** Start of Source data **

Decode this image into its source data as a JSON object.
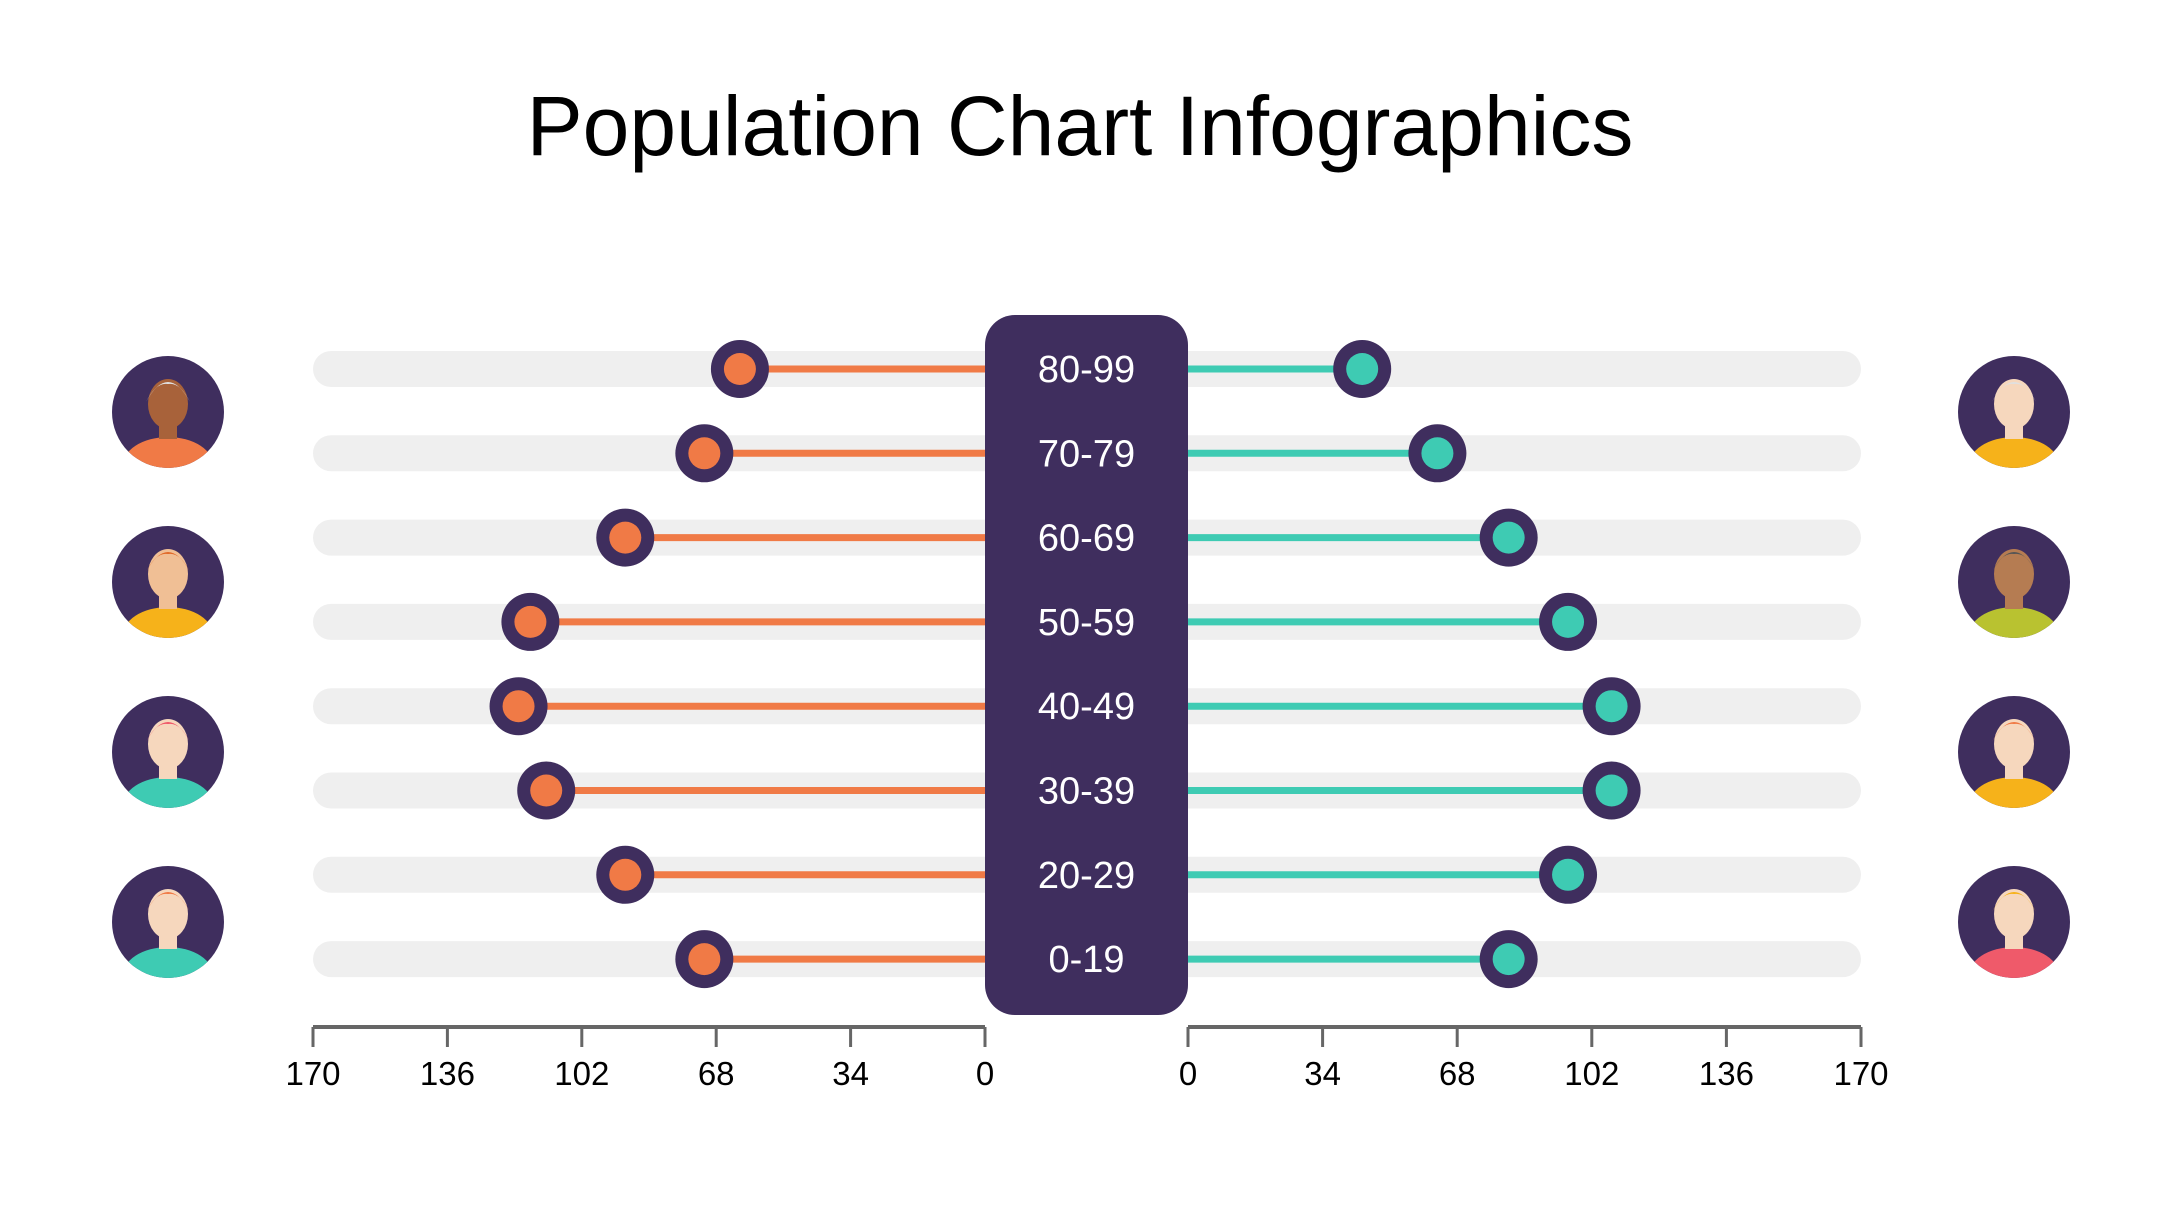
{
  "title": "Population Chart Infographics",
  "colors": {
    "left_series": "#f07a46",
    "right_series": "#3ecbb3",
    "marker_ring": "#3f2e5e",
    "center_panel": "#3f2e5e",
    "track": "#efefef",
    "axis": "#666666"
  },
  "avatars": {
    "left": [
      "elderly-man-avatar-icon",
      "man-avatar-icon",
      "young-man-cap-avatar-icon",
      "boy-avatar-icon"
    ],
    "right": [
      "elderly-woman-avatar-icon",
      "woman-avatar-icon",
      "young-woman-avatar-icon",
      "girl-avatar-icon"
    ]
  },
  "chart_data": {
    "type": "bar",
    "categories": [
      "80-99",
      "70-79",
      "60-69",
      "50-59",
      "40-49",
      "30-39",
      "20-29",
      "0-19"
    ],
    "series": [
      {
        "side": "left",
        "values": [
          62,
          71,
          91,
          115,
          118,
          111,
          91,
          71
        ]
      },
      {
        "side": "right",
        "values": [
          44,
          63,
          81,
          96,
          107,
          107,
          96,
          81
        ]
      }
    ],
    "xlim": [
      0,
      170
    ],
    "left_axis_ticks": [
      "170",
      "136",
      "102",
      "68",
      "34",
      "0"
    ],
    "right_axis_ticks": [
      "0",
      "34",
      "68",
      "102",
      "136",
      "170"
    ],
    "legend": "none",
    "grid": false
  }
}
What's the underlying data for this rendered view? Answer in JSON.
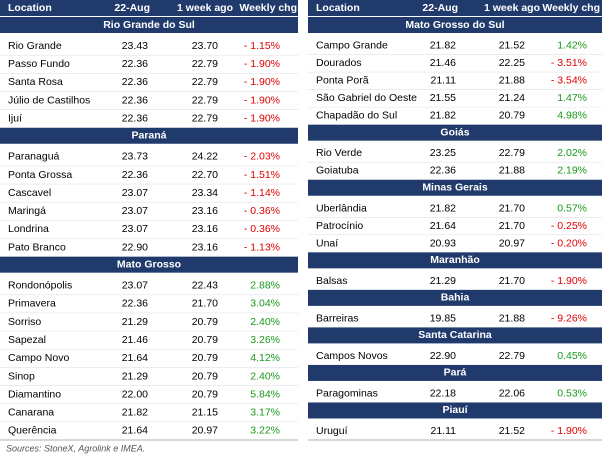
{
  "headers": [
    "Location",
    "22-Aug",
    "1 week ago",
    "Weekly chg"
  ],
  "panels": [
    {
      "sections": [
        {
          "title": "Rio Grande do Sul",
          "rows": [
            [
              "Rio Grande",
              "23.43",
              "23.70",
              "- 1.15%"
            ],
            [
              "Passo Fundo",
              "22.36",
              "22.79",
              "- 1.90%"
            ],
            [
              "Santa Rosa",
              "22.36",
              "22.79",
              "- 1.90%"
            ],
            [
              "Júlio de Castilhos",
              "22.36",
              "22.79",
              "- 1.90%"
            ],
            [
              "Ijuí",
              "22.36",
              "22.79",
              "- 1.90%"
            ]
          ]
        },
        {
          "title": "Paraná",
          "rows": [
            [
              "Paranaguá",
              "23.73",
              "24.22",
              "- 2.03%"
            ],
            [
              "Ponta Grossa",
              "22.36",
              "22.70",
              "- 1.51%"
            ],
            [
              "Cascavel",
              "23.07",
              "23.34",
              "- 1.14%"
            ],
            [
              "Maringá",
              "23.07",
              "23.16",
              "- 0.36%"
            ],
            [
              "Londrina",
              "23.07",
              "23.16",
              "- 0.36%"
            ],
            [
              "Pato Branco",
              "22.90",
              "23.16",
              "- 1.13%"
            ]
          ]
        },
        {
          "title": "Mato Grosso",
          "rows": [
            [
              "Rondonópolis",
              "23.07",
              "22.43",
              "2.88%"
            ],
            [
              "Primavera",
              "22.36",
              "21.70",
              "3.04%"
            ],
            [
              "Sorriso",
              "21.29",
              "20.79",
              "2.40%"
            ],
            [
              "Sapezal",
              "21.46",
              "20.79",
              "3.26%"
            ],
            [
              "Campo Novo",
              "21.64",
              "20.79",
              "4.12%"
            ],
            [
              "Sinop",
              "21.29",
              "20.79",
              "2.40%"
            ],
            [
              "Diamantino",
              "22.00",
              "20.79",
              "5.84%"
            ],
            [
              "Canarana",
              "21.82",
              "21.15",
              "3.17%"
            ],
            [
              "Querência",
              "21.64",
              "20.97",
              "3.22%"
            ]
          ]
        }
      ]
    },
    {
      "sections": [
        {
          "title": "Mato Grosso do Sul",
          "rows": [
            [
              "Campo Grande",
              "21.82",
              "21.52",
              "1.42%"
            ],
            [
              "Dourados",
              "21.46",
              "22.25",
              "- 3.51%"
            ],
            [
              "Ponta Porã",
              "21.11",
              "21.88",
              "- 3.54%"
            ],
            [
              "São Gabriel do Oeste",
              "21.55",
              "21.24",
              "1.47%"
            ],
            [
              "Chapadão do Sul",
              "21.82",
              "20.79",
              "4.98%"
            ]
          ]
        },
        {
          "title": "Goiás",
          "rows": [
            [
              "Rio Verde",
              "23.25",
              "22.79",
              "2.02%"
            ],
            [
              "Goiatuba",
              "22.36",
              "21.88",
              "2.19%"
            ]
          ]
        },
        {
          "title": "Minas Gerais",
          "rows": [
            [
              "Uberlândia",
              "21.82",
              "21.70",
              "0.57%"
            ],
            [
              "Patrocínio",
              "21.64",
              "21.70",
              "- 0.25%"
            ],
            [
              "Unaí",
              "20.93",
              "20.97",
              "- 0.20%"
            ]
          ]
        },
        {
          "title": "Maranhão",
          "rows": [
            [
              "Balsas",
              "21.29",
              "21.70",
              "- 1.90%"
            ]
          ]
        },
        {
          "title": "Bahia",
          "rows": [
            [
              "Barreiras",
              "19.85",
              "21.88",
              "- 9.26%"
            ]
          ]
        },
        {
          "title": "Santa Catarina",
          "rows": [
            [
              "Campos Novos",
              "22.90",
              "22.79",
              "0.45%"
            ]
          ]
        },
        {
          "title": "Pará",
          "rows": [
            [
              "Paragominas",
              "22.18",
              "22.06",
              "0.53%"
            ]
          ]
        },
        {
          "title": "Piauí",
          "rows": [
            [
              "Uruguí",
              "21.11",
              "21.52",
              "- 1.90%"
            ]
          ]
        }
      ]
    }
  ],
  "footnote": "Sources: StoneX, Agrolink e IMEA."
}
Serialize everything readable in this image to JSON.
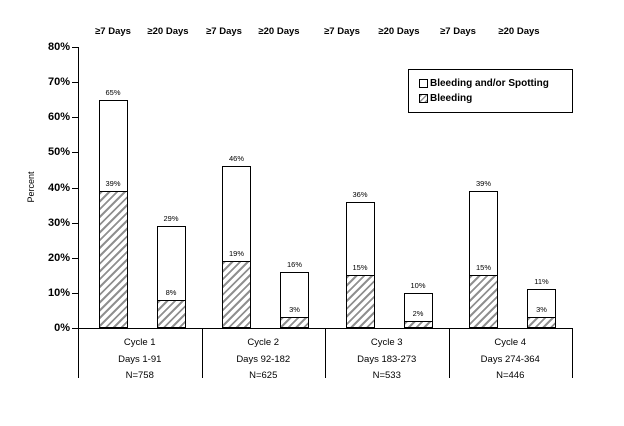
{
  "colors": {
    "background": "#ffffff",
    "bar_fill": "#ffffff",
    "bar_border": "#000000",
    "hatch_line": "#909090",
    "text": "#000000"
  },
  "chart_data": {
    "type": "bar",
    "subtype": "overlay-stacked-columns",
    "title": "",
    "xlabel": "",
    "ylabel": "Percent",
    "ylim": [
      0,
      80
    ],
    "ytick_step": 10,
    "yticks": [
      "0%",
      "10%",
      "20%",
      "30%",
      "40%",
      "50%",
      "60%",
      "70%",
      "80%"
    ],
    "grid": false,
    "legend_position": "top-right",
    "legend": [
      "Bleeding and/or Spotting",
      "Bleeding"
    ],
    "bar_headers": [
      "≥7 Days",
      "≥20 Days",
      "≥7 Days",
      "≥20 Days",
      "≥7 Days",
      "≥20 Days",
      "≥7 Days",
      "≥20 Days"
    ],
    "series": [
      {
        "name": "Bleeding and/or Spotting",
        "style": "white-outline",
        "values": [
          65,
          29,
          46,
          16,
          36,
          10,
          39,
          11
        ]
      },
      {
        "name": "Bleeding",
        "style": "gray-diagonal-hatch",
        "values": [
          39,
          8,
          19,
          3,
          15,
          2,
          15,
          3
        ]
      }
    ],
    "groups": [
      {
        "cycle": "Cycle 1",
        "days": "Days 1-91",
        "n": "N=758",
        "bars": [
          {
            "header": "≥7 Days",
            "bleeding_and_or_spotting": 65,
            "bleeding": 39
          },
          {
            "header": "≥20 Days",
            "bleeding_and_or_spotting": 29,
            "bleeding": 8
          }
        ]
      },
      {
        "cycle": "Cycle 2",
        "days": "Days 92-182",
        "n": "N=625",
        "bars": [
          {
            "header": "≥7 Days",
            "bleeding_and_or_spotting": 46,
            "bleeding": 19
          },
          {
            "header": "≥20 Days",
            "bleeding_and_or_spotting": 16,
            "bleeding": 3
          }
        ]
      },
      {
        "cycle": "Cycle 3",
        "days": "Days 183-273",
        "n": "N=533",
        "bars": [
          {
            "header": "≥7 Days",
            "bleeding_and_or_spotting": 36,
            "bleeding": 15
          },
          {
            "header": "≥20 Days",
            "bleeding_and_or_spotting": 10,
            "bleeding": 2
          }
        ]
      },
      {
        "cycle": "Cycle 4",
        "days": "Days 274-364",
        "n": "N=446",
        "bars": [
          {
            "header": "≥7 Days",
            "bleeding_and_or_spotting": 39,
            "bleeding": 15
          },
          {
            "header": "≥20 Days",
            "bleeding_and_or_spotting": 11,
            "bleeding": 3
          }
        ]
      }
    ]
  }
}
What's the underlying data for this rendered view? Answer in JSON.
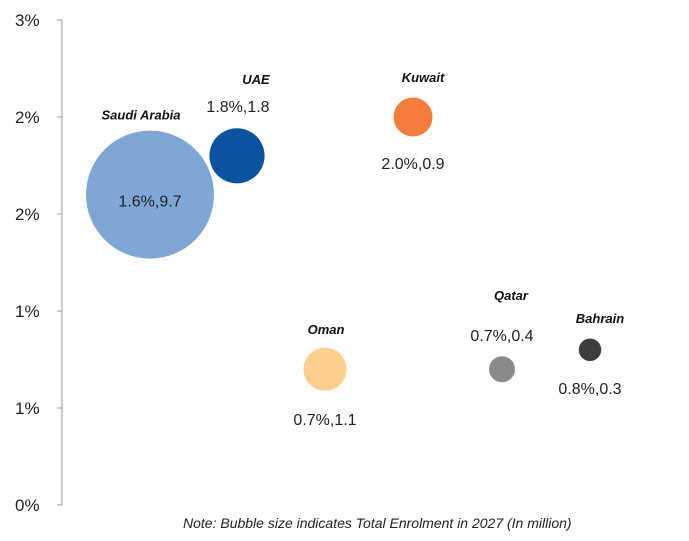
{
  "chart_data": {
    "type": "bubble",
    "title": "",
    "xlabel": "",
    "ylabel": "",
    "ylim": [
      0,
      2.5
    ],
    "y_ticks": [
      0,
      0.5,
      1.0,
      1.5,
      2.0,
      2.5
    ],
    "y_tick_labels": [
      "0%",
      "1%",
      "1%",
      "2%",
      "2%",
      "3%"
    ],
    "grid": false,
    "points": [
      {
        "name": "Saudi Arabia",
        "y": 1.6,
        "size": 9.7,
        "label": "1.6%,9.7",
        "color": "#7fa7d5"
      },
      {
        "name": "UAE",
        "y": 1.8,
        "size": 1.8,
        "label": "1.8%,1.8",
        "color": "#0b539e"
      },
      {
        "name": "Oman",
        "y": 0.7,
        "size": 1.1,
        "label": "0.7%,1.1",
        "color": "#fbd08c"
      },
      {
        "name": "Kuwait",
        "y": 2.0,
        "size": 0.9,
        "label": "2.0%,0.9",
        "color": "#f47d3d"
      },
      {
        "name": "Qatar",
        "y": 0.7,
        "size": 0.4,
        "label": "0.7%,0.4",
        "color": "#8a8a8a"
      },
      {
        "name": "Bahrain",
        "y": 0.8,
        "size": 0.3,
        "label": "0.8%,0.3",
        "color": "#3d3d3d"
      }
    ],
    "note": "Note: Bubble size indicates Total Enrolment in 2027 (In million)"
  }
}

** End of Source data **

**Task to carry out:** Locate all lines in the listing above with the word "Grande". Copy them.

**The output:**
          "title": "Rio Grande do Sul",
              "Rio Grande",
              "Campo Grande",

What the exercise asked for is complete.